*Task description*
Filter the entries that follow, copying every line in which the word "this" appears.

*Dataset records*

* * * * *

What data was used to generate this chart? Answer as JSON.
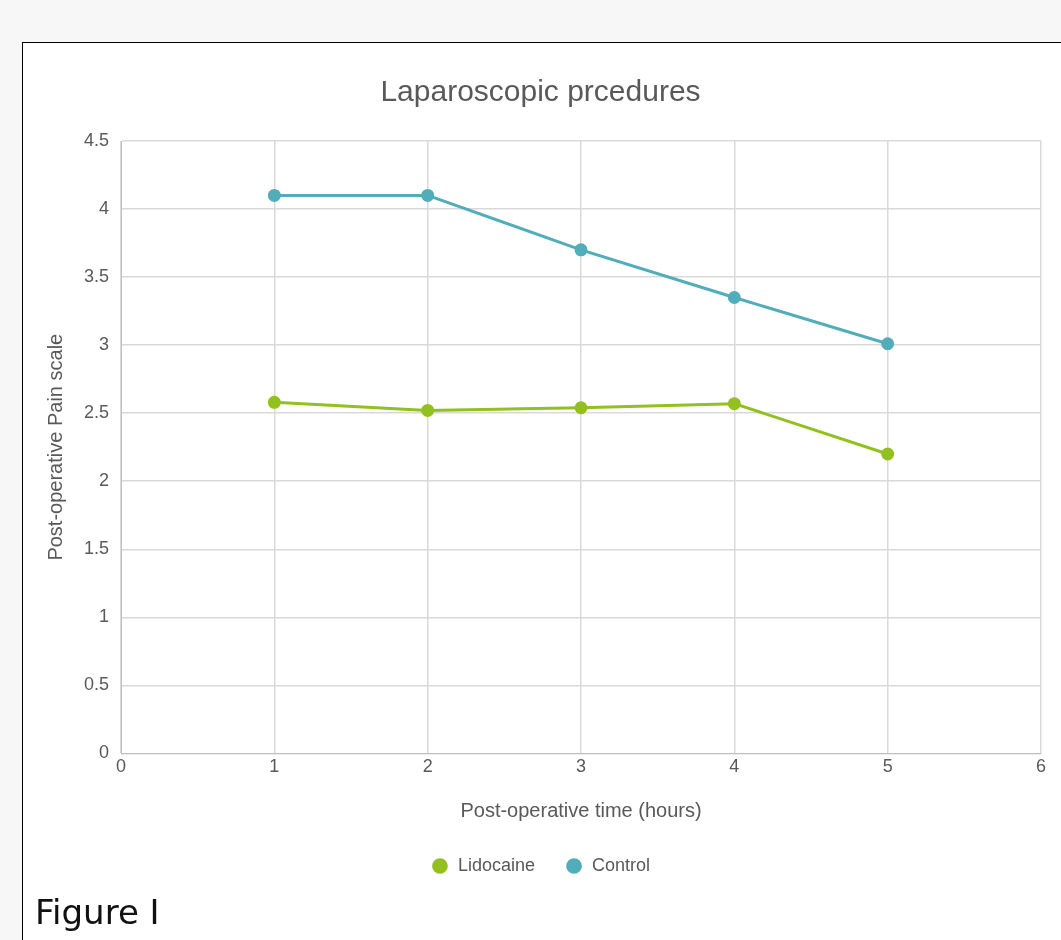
{
  "chart_data": {
    "type": "line",
    "title": "Laparoscopic prcedures",
    "xlabel": "Post-operative time (hours)",
    "ylabel": "Post-operative Pain scale",
    "x": [
      1,
      2,
      3,
      4,
      5
    ],
    "series": [
      {
        "name": "Lidocaine",
        "color": "#92c020",
        "values": [
          2.58,
          2.52,
          2.54,
          2.57,
          2.2
        ]
      },
      {
        "name": "Control",
        "color": "#52adbb",
        "values": [
          4.1,
          4.1,
          3.7,
          3.35,
          3.01
        ]
      }
    ],
    "xlim": [
      0,
      6
    ],
    "xticks": [
      0,
      1,
      2,
      3,
      4,
      5,
      6
    ],
    "ylim": [
      0,
      4.5
    ],
    "yticks": [
      0,
      0.5,
      1,
      1.5,
      2,
      2.5,
      3,
      3.5,
      4,
      4.5
    ],
    "grid": true,
    "legend": "bottom",
    "marker": "circle",
    "line_style": "solid",
    "annotations": [
      "Figure I"
    ]
  }
}
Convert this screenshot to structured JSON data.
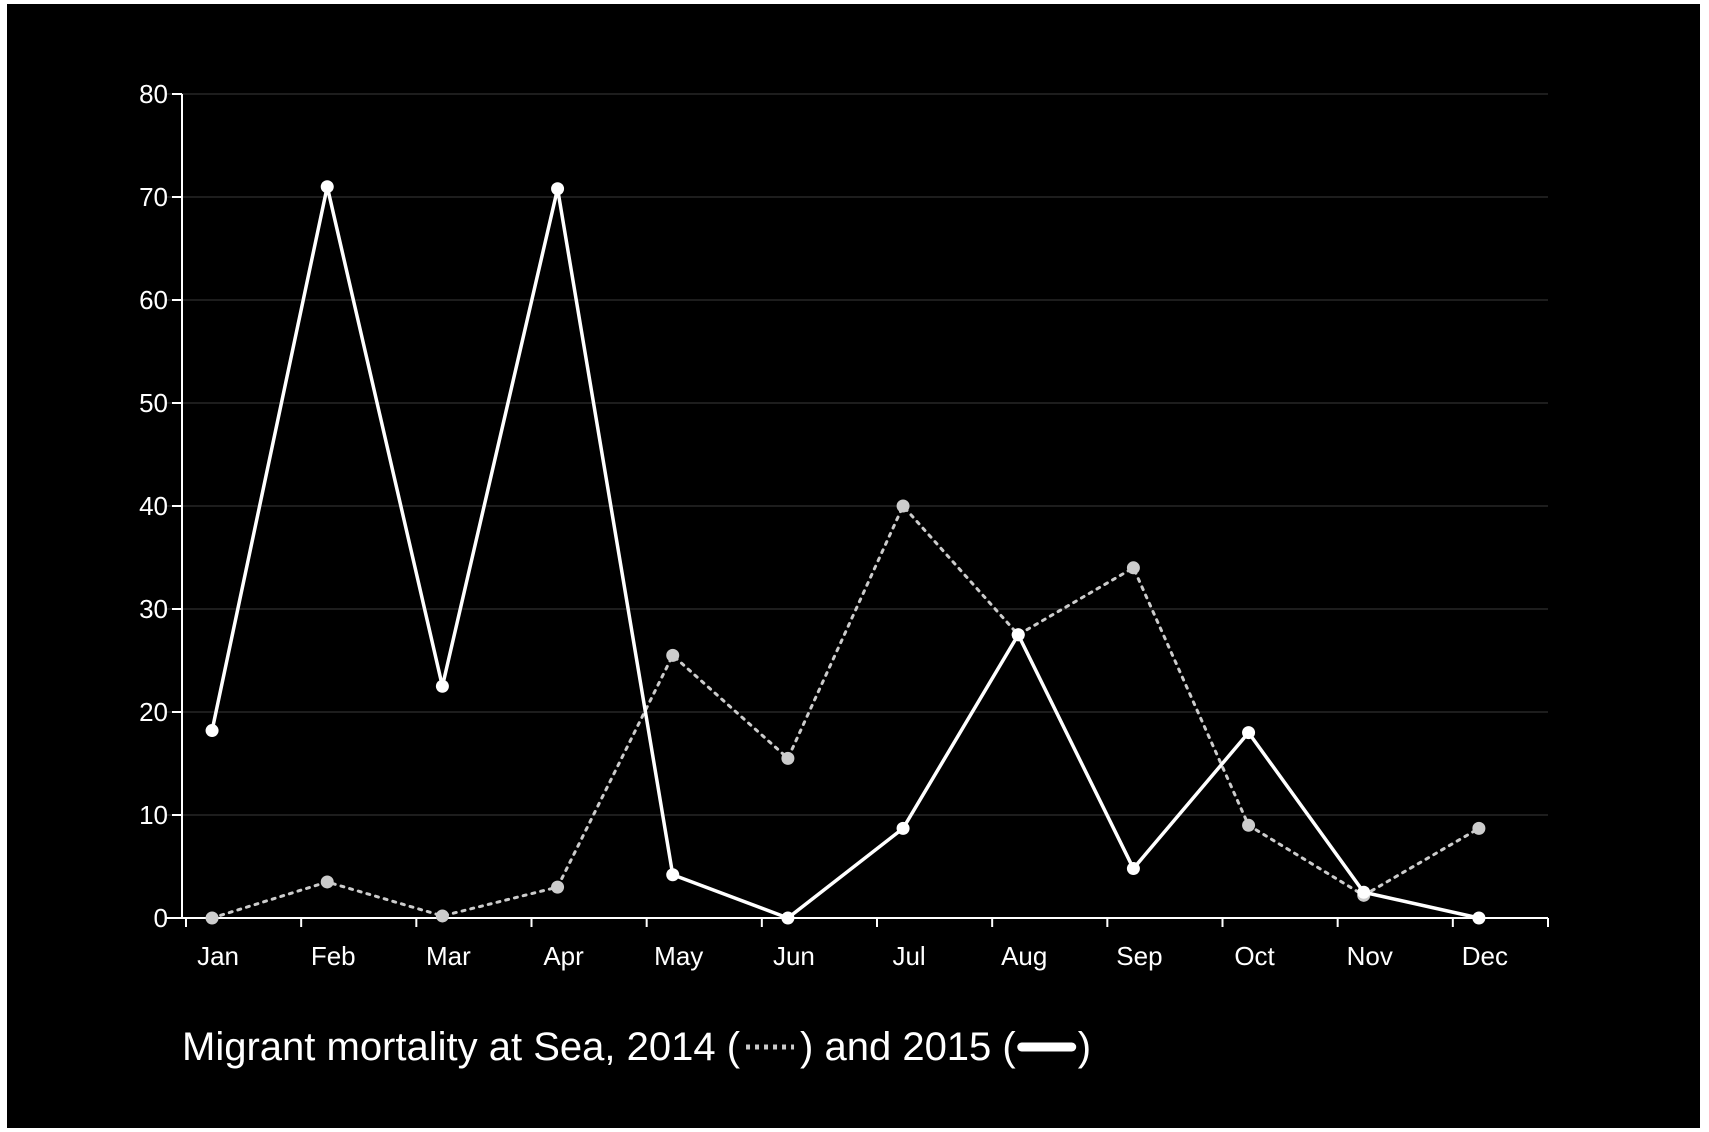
{
  "chart_data": {
    "type": "line",
    "title": "",
    "xlabel": "",
    "ylabel": "",
    "categories": [
      "Jan",
      "Feb",
      "Mar",
      "Apr",
      "May",
      "Jun",
      "Jul",
      "Aug",
      "Sep",
      "Oct",
      "Nov",
      "Dec"
    ],
    "ylim": [
      0,
      80
    ],
    "yticks": [
      0,
      10,
      20,
      30,
      40,
      50,
      60,
      70,
      80
    ],
    "grid": true,
    "series": [
      {
        "name": "2014",
        "style": "dotted",
        "color": "#cccccc",
        "values": [
          0,
          3.5,
          0.2,
          3,
          25.5,
          15.5,
          40,
          27.5,
          34,
          9,
          2.2,
          8.7
        ]
      },
      {
        "name": "2015",
        "style": "solid",
        "color": "#ffffff",
        "values": [
          18.2,
          71,
          22.5,
          70.8,
          4.2,
          0,
          8.7,
          27.5,
          4.8,
          18,
          2.5,
          0
        ]
      }
    ],
    "caption": {
      "prefix": "Migrant mortality at Sea, 2014 (",
      "middle": ") and 2015 (",
      "suffix": ")"
    }
  },
  "colors": {
    "background": "#000000",
    "axis": "#ffffff",
    "grid": "#3a3a3a"
  }
}
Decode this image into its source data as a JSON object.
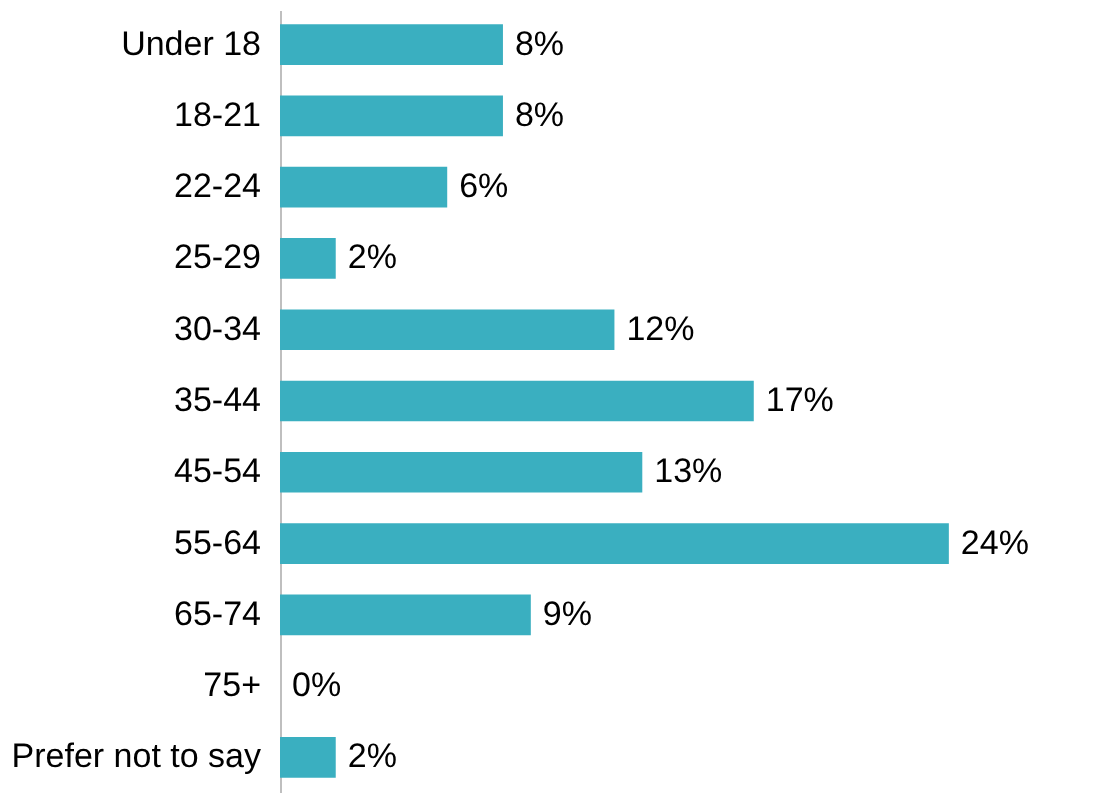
{
  "chart_data": {
    "type": "bar",
    "orientation": "horizontal",
    "categories": [
      "Under 18",
      "18-21",
      "22-24",
      "25-29",
      "30-34",
      "35-44",
      "45-54",
      "55-64",
      "65-74",
      "75+",
      "Prefer not to say"
    ],
    "values": [
      8,
      8,
      6,
      2,
      12,
      17,
      13,
      24,
      9,
      0,
      2
    ],
    "value_labels": [
      "8%",
      "8%",
      "6%",
      "2%",
      "12%",
      "17%",
      "13%",
      "24%",
      "9%",
      "0%",
      "2%"
    ],
    "color": "#3aafc0"
  }
}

* * * * *

*Exercise result*
What data was used to generate this chart? Answer as JSON.
Convert this screenshot to structured JSON data.
Decode this image into its source data as a JSON object.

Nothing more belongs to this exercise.